(Saved entries)

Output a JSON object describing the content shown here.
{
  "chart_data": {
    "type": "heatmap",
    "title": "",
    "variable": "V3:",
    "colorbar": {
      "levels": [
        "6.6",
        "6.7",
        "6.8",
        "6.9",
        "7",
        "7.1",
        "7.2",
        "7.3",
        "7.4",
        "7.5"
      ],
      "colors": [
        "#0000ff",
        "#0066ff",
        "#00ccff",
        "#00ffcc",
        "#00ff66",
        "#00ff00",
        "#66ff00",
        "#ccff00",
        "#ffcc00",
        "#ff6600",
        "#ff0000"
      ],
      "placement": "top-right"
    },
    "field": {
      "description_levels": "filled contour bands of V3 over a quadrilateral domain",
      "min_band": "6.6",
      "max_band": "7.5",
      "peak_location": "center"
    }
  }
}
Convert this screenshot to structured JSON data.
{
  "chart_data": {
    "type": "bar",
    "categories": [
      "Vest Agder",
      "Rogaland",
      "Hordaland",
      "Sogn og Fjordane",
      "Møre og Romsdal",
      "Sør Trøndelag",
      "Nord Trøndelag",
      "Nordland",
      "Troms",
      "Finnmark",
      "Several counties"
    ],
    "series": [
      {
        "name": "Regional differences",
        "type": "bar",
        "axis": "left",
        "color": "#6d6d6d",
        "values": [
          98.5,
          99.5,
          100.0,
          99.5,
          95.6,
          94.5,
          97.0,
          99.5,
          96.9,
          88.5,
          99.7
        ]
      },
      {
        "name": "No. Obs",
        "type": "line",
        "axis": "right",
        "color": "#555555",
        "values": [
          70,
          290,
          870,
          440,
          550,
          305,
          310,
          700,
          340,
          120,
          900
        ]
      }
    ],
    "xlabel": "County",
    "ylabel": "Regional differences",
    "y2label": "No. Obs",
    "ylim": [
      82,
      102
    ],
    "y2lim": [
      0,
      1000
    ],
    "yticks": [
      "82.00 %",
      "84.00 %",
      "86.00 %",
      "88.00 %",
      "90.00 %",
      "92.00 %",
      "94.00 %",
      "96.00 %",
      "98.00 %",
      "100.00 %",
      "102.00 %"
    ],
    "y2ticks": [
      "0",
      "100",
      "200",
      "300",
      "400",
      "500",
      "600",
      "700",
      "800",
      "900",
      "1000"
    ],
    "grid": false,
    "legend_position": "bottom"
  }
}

**Instruction:**
Reproduce each record shown above without altering a single word.

**The solution:**
Output a JSON object describing the content shown here.
{
  "chart_data": {
    "type": "heatmap",
    "title": "",
    "variable": "V3:",
    "colorbar": {
      "levels": [
        "6.6",
        "6.7",
        "6.8",
        "6.9",
        "7",
        "7.1",
        "7.2",
        "7.3",
        "7.4",
        "7.5"
      ],
      "colors": [
        "#0000ff",
        "#0066ff",
        "#00ccff",
        "#00ffcc",
        "#00ff66",
        "#00ff00",
        "#66ff00",
        "#ccff00",
        "#ffcc00",
        "#ff6600",
        "#ff0000"
      ],
      "placement": "top-right"
    },
    "field": {
      "description_levels": "filled contour bands of V3 over a quadrilateral domain",
      "min_band": "6.6",
      "max_band": "7.5",
      "peak_location": "center"
    }
  }
}
Convert this screenshot to structured JSON data.
{
  "chart_data": {
    "type": "bar",
    "categories": [
      "Vest Agder",
      "Rogaland",
      "Hordaland",
      "Sogn og Fjordane",
      "Møre og Romsdal",
      "Sør Trøndelag",
      "Nord Trøndelag",
      "Nordland",
      "Troms",
      "Finnmark",
      "Several counties"
    ],
    "series": [
      {
        "name": "Regional differences",
        "type": "bar",
        "axis": "left",
        "color": "#6d6d6d",
        "values": [
          98.5,
          99.5,
          100.0,
          99.5,
          95.6,
          94.5,
          97.0,
          99.5,
          96.9,
          88.5,
          99.7
        ]
      },
      {
        "name": "No. Obs",
        "type": "line",
        "axis": "right",
        "color": "#555555",
        "values": [
          70,
          290,
          870,
          440,
          550,
          305,
          310,
          700,
          340,
          120,
          900
        ]
      }
    ],
    "xlabel": "County",
    "ylabel": "Regional differences",
    "y2label": "No. Obs",
    "ylim": [
      82,
      102
    ],
    "y2lim": [
      0,
      1000
    ],
    "yticks": [
      "82.00 %",
      "84.00 %",
      "86.00 %",
      "88.00 %",
      "90.00 %",
      "92.00 %",
      "94.00 %",
      "96.00 %",
      "98.00 %",
      "100.00 %",
      "102.00 %"
    ],
    "y2ticks": [
      "0",
      "100",
      "200",
      "300",
      "400",
      "500",
      "600",
      "700",
      "800",
      "900",
      "1000"
    ],
    "grid": false,
    "legend_position": "bottom"
  }
}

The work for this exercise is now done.